#### Given exercise
Return everything from "- Genre: Light" down to "(2010) Dock10 (2011)" in the TV series text, copied word for word.

#### Selected extract
- Genre: Light entertainment
- Presented by: John Barrowman
- Country of origin: United Kingdom
- Original language: English
- No. of series: 3
- No. of episodes: 22

Production
- Production locations: BBC Television Centre (2009) BBC Pacific Quay (2010) Dock10 (2011)
- Running time: 60 minutes (2009, 2011) 50 minutes (2010)
- Production company: Barrowman Barker Productions

Original release
- Network: BBC One
- Release: 18 April 2009 – 3 December 2011

= Tonight's the Night (TV series) =

Tonight's the Night is a BBC light entertainment television programme which was shown on BBC One from 18 April 2009 to 3 December 2011, presented by actor and singer John Barrowman.

==Format==
The show is based around making audience members' wishes come true, featuring ordinary people living out their fantasies for real.

There are no rules as to who can appear on the show; it features ordinary members of the public nominated by friends who think they have a hidden talent or other special reason. Every guest has the help of Barrowman and other celebrity guests.

The studio audience are also involved in the show, as John surprises unsuspecting members of the public, making their wishes come true on the night even if they hadn't signed up for the show.

It contains at its heart elements of classic 1980s entertainment shows, such as Surprise, Surprise, Jim'll Fix It, and Beadle's About.

#### Entries shown
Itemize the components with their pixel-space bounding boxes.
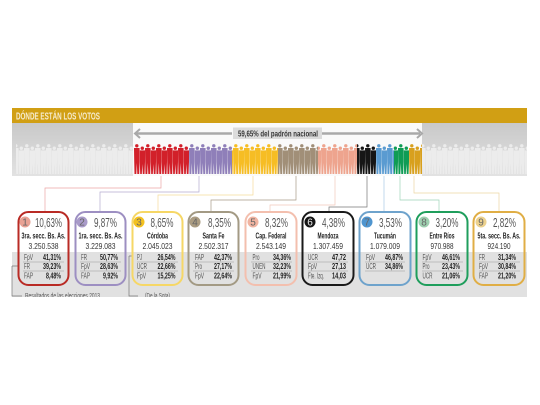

--

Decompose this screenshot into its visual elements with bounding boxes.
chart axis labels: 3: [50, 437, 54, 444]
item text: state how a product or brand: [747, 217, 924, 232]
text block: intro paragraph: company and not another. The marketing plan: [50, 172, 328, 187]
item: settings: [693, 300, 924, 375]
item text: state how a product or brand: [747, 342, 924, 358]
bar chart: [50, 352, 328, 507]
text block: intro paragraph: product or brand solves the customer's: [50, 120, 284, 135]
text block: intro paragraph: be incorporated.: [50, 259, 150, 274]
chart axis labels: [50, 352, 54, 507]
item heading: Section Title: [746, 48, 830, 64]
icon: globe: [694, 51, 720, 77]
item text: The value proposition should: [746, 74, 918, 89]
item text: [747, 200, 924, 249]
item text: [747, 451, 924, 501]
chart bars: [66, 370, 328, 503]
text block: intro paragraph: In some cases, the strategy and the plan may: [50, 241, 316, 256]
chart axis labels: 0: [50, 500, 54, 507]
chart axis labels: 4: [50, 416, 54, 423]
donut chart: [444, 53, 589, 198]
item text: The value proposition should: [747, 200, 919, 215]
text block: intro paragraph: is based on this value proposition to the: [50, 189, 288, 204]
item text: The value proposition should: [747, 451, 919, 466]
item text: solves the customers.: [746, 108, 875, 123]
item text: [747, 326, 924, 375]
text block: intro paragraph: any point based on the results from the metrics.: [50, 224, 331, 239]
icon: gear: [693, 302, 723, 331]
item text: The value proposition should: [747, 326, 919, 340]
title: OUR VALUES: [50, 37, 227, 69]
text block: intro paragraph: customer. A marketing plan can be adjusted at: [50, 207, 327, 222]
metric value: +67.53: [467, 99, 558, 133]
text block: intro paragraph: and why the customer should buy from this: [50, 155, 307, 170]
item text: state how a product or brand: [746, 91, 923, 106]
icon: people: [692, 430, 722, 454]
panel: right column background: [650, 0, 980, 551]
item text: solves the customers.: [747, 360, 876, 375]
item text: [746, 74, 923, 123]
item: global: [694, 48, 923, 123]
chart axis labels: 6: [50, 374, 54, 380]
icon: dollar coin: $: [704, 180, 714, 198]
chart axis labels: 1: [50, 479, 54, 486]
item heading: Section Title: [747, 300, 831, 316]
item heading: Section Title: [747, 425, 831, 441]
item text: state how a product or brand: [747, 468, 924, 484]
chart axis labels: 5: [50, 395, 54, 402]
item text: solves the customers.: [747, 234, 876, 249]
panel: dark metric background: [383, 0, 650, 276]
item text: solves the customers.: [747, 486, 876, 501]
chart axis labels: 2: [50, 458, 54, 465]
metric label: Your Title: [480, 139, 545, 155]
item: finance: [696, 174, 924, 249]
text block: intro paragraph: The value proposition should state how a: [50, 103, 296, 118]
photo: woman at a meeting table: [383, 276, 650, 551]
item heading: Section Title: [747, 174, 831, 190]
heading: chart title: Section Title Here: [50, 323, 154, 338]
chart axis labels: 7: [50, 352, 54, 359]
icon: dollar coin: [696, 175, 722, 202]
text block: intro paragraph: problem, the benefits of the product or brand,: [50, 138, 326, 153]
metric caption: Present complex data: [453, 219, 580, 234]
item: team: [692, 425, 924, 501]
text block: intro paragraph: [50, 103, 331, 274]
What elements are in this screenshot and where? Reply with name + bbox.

---

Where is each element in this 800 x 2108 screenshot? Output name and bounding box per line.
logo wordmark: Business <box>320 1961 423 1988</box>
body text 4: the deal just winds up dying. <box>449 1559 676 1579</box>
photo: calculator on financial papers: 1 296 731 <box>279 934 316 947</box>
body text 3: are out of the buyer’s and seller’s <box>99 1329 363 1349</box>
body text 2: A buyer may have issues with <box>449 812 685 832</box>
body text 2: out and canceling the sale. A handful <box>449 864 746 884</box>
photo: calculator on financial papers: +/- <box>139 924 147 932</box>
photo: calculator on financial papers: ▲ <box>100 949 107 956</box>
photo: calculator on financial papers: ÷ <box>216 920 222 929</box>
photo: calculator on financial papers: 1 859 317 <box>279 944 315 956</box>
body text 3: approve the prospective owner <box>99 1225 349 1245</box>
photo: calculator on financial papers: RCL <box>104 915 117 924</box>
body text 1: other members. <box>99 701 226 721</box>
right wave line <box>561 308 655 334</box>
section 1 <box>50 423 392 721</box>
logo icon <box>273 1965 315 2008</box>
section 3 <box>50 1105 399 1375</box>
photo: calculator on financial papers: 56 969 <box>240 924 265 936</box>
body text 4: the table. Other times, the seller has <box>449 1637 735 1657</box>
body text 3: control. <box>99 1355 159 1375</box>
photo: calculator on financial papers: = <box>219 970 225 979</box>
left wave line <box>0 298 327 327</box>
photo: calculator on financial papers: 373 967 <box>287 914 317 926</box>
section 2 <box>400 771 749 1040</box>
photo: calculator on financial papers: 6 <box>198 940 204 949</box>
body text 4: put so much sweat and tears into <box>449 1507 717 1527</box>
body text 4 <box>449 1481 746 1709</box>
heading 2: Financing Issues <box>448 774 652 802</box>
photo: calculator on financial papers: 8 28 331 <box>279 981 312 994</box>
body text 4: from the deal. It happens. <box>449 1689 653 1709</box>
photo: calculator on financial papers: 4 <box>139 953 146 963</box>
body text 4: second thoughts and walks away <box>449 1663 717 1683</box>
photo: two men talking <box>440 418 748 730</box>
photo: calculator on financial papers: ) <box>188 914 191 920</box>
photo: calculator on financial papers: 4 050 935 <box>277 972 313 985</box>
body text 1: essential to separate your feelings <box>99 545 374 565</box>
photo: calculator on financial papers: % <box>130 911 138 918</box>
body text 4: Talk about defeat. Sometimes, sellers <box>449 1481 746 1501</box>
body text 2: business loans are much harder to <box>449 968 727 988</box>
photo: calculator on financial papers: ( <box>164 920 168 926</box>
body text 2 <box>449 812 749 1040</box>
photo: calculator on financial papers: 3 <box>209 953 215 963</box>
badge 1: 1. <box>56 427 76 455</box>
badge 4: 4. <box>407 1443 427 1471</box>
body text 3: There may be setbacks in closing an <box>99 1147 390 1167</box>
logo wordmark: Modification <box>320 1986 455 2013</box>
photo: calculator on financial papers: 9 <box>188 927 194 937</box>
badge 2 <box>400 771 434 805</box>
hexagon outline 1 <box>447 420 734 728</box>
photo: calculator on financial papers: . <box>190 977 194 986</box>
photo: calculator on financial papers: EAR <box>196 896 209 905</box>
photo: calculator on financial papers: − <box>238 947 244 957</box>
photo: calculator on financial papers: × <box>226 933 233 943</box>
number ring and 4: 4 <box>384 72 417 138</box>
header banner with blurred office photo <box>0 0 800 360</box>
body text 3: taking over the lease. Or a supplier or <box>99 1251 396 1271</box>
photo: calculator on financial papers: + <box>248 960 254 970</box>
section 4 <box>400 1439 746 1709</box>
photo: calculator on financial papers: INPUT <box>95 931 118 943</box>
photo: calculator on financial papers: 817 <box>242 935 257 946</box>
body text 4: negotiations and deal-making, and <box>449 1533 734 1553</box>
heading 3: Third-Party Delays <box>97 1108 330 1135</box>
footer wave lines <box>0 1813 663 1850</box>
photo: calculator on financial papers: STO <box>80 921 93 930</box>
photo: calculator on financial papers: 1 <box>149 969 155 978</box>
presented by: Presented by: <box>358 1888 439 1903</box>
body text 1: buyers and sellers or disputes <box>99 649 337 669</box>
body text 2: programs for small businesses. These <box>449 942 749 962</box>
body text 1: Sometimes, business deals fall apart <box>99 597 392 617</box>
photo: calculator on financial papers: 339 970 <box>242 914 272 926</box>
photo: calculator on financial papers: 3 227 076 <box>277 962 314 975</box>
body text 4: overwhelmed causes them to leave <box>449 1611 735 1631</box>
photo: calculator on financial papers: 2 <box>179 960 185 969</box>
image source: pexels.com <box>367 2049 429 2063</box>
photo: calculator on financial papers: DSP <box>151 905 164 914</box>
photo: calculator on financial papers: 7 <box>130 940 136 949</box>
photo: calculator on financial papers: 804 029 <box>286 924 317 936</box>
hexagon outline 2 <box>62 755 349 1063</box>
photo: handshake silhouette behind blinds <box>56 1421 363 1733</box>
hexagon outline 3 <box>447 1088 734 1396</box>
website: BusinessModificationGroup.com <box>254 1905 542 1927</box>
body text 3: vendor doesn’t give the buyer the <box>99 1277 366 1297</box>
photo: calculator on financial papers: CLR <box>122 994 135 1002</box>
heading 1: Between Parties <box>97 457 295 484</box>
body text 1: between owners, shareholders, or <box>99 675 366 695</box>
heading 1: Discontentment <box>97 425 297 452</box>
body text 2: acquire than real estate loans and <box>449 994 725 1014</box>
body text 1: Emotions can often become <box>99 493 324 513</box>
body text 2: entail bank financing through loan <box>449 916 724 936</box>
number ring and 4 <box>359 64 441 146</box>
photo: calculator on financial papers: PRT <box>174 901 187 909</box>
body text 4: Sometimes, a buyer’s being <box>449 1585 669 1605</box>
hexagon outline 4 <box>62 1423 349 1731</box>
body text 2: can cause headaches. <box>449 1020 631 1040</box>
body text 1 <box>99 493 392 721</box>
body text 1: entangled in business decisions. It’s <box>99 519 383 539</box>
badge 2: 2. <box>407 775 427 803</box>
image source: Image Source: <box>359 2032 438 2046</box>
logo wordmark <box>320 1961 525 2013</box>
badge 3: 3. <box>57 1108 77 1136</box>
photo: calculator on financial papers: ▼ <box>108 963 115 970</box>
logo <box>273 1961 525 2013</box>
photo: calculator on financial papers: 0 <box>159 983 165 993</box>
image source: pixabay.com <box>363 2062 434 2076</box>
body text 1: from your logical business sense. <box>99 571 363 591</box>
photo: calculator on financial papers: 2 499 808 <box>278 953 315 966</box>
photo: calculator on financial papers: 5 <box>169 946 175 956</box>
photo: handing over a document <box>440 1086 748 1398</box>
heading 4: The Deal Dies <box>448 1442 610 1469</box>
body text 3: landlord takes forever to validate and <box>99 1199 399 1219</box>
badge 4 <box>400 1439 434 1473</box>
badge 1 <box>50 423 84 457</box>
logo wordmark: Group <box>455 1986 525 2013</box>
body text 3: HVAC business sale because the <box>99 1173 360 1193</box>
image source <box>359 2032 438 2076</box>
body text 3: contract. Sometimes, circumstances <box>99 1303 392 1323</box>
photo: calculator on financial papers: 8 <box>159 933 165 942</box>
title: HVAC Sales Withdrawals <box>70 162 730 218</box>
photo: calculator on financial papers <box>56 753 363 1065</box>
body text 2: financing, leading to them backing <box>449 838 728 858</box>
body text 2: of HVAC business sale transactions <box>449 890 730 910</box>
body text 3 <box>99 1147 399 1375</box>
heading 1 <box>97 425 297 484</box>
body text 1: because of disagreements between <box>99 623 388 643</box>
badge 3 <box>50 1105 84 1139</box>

#### Correct response
- Genre: Light entertainment
- Presented by: John Barrowman
- Country of origin: United Kingdom
- Original language: English
- No. of series: 3
- No. of episodes: 22

Production
- Production locations: BBC Television Centre (2009) BBC Pacific Quay (2010) Dock10 (2011)